DATA ENTRIES.
━━━━━━━━
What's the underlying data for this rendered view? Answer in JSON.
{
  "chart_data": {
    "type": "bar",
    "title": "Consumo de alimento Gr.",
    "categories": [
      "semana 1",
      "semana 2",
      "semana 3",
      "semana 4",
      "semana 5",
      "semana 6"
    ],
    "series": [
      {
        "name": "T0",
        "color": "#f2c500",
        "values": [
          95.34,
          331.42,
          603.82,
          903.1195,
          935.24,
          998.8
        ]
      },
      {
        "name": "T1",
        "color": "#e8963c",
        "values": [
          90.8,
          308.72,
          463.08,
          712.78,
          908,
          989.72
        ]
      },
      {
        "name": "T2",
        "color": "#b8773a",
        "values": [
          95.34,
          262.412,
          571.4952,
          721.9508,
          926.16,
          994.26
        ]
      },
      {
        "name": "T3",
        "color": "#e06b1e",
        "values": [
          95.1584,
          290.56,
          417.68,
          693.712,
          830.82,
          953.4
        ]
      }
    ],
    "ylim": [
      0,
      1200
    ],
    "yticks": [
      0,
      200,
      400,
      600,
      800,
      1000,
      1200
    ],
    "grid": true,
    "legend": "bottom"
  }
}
━━━━━━━━
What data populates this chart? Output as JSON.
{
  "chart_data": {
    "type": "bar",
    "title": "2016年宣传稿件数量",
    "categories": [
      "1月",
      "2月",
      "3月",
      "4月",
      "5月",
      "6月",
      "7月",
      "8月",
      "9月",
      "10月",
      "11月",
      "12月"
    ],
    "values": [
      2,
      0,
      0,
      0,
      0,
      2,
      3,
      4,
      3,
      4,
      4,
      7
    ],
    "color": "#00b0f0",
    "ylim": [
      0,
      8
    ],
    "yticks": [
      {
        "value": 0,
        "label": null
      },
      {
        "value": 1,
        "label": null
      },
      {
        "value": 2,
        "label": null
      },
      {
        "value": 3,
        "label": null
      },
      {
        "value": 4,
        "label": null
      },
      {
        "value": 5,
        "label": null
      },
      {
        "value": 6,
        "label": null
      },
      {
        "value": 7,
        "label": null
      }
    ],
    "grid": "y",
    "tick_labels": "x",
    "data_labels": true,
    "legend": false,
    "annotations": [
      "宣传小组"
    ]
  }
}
━━━━━━━━
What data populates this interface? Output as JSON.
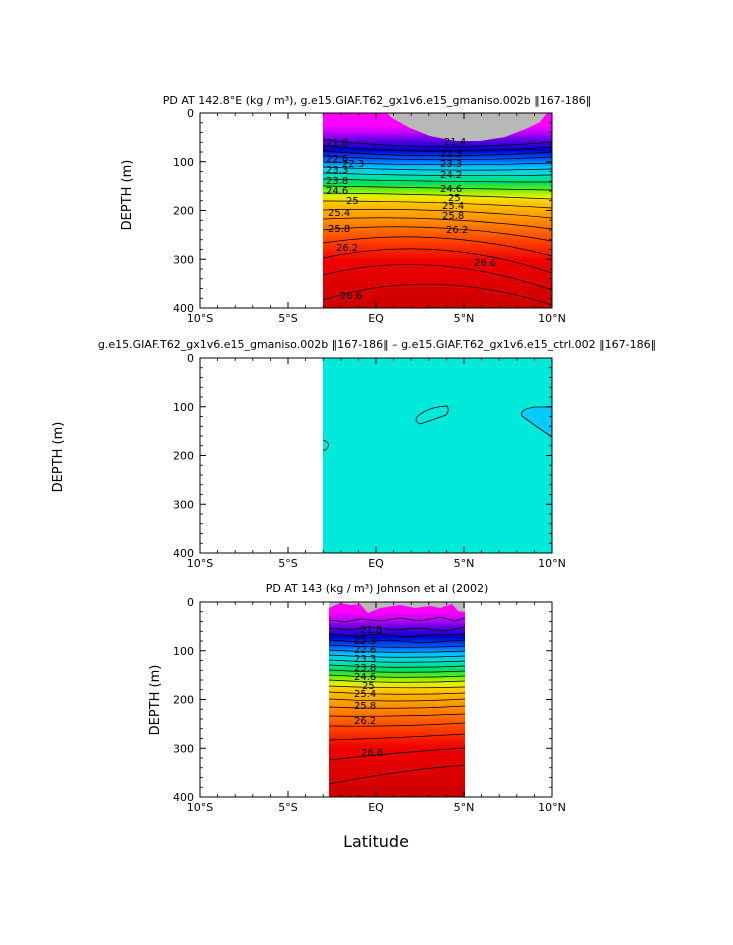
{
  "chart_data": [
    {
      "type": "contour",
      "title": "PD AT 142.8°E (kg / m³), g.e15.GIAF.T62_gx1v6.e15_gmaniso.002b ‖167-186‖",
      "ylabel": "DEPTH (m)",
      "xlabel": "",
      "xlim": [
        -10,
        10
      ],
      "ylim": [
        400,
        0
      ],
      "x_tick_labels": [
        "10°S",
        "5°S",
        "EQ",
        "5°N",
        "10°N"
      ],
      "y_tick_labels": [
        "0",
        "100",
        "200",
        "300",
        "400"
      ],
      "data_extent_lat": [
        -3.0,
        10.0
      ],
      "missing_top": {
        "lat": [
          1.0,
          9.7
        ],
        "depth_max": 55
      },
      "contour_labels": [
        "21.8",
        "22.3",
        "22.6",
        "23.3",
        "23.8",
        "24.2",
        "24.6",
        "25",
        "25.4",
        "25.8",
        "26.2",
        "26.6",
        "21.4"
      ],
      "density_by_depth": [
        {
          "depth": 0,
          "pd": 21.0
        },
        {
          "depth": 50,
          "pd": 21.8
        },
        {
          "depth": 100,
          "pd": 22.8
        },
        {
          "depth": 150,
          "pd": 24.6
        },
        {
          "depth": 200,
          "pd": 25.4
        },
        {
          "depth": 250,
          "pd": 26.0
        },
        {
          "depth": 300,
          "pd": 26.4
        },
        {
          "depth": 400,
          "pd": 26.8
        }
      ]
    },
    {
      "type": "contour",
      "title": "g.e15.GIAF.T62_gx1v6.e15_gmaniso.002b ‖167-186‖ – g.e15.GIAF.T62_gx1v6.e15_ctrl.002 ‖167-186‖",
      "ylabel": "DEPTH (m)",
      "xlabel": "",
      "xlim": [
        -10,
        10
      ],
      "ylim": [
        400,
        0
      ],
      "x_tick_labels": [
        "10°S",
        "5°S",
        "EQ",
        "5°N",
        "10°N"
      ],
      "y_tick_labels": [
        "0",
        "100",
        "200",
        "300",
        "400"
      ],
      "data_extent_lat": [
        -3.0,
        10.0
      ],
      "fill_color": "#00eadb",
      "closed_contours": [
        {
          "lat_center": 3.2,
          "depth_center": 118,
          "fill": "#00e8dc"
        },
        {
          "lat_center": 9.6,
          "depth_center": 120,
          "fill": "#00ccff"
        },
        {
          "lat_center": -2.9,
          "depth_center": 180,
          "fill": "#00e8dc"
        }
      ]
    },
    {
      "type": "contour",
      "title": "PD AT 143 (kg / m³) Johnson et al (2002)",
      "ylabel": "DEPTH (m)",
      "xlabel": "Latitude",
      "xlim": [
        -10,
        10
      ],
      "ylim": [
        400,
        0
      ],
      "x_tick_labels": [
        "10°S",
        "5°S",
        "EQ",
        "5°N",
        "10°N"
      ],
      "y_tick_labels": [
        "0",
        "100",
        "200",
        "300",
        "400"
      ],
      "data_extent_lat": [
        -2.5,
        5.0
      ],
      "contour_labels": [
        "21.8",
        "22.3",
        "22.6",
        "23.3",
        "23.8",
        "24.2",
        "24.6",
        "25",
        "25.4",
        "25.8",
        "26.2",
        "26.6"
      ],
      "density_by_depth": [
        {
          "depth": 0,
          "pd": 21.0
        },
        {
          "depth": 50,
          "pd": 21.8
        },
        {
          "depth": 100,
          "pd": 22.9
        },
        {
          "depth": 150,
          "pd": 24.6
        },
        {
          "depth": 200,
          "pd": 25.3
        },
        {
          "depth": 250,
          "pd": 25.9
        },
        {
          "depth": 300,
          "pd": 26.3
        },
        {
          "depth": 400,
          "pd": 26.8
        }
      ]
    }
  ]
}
━━━━━━━━
AIM. How many lines in the records above hold the word "semana"? Give only the number.

SOLUTION TO THE PROBLEM. 6